_What is required_.
Give all of the lines again, with nothing added or dropped.

_Entries_.
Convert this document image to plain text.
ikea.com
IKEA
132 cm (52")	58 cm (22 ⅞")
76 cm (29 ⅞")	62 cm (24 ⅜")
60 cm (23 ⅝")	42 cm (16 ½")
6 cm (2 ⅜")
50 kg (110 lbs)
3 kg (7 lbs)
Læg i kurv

_Completed exercise_.
Convert this document image to plain text.
ikea.com
IKEA
132 cm (52")	58 cm (22 ⅞")
76 cm (29 ⅞")	62 cm (24 ⅜")
60 cm (23 ⅝")	42 cm (16 ½")
6 cm (2 ⅜")
50 kg (110 lbs)
3 kg (7 lbs)
Læg i kurv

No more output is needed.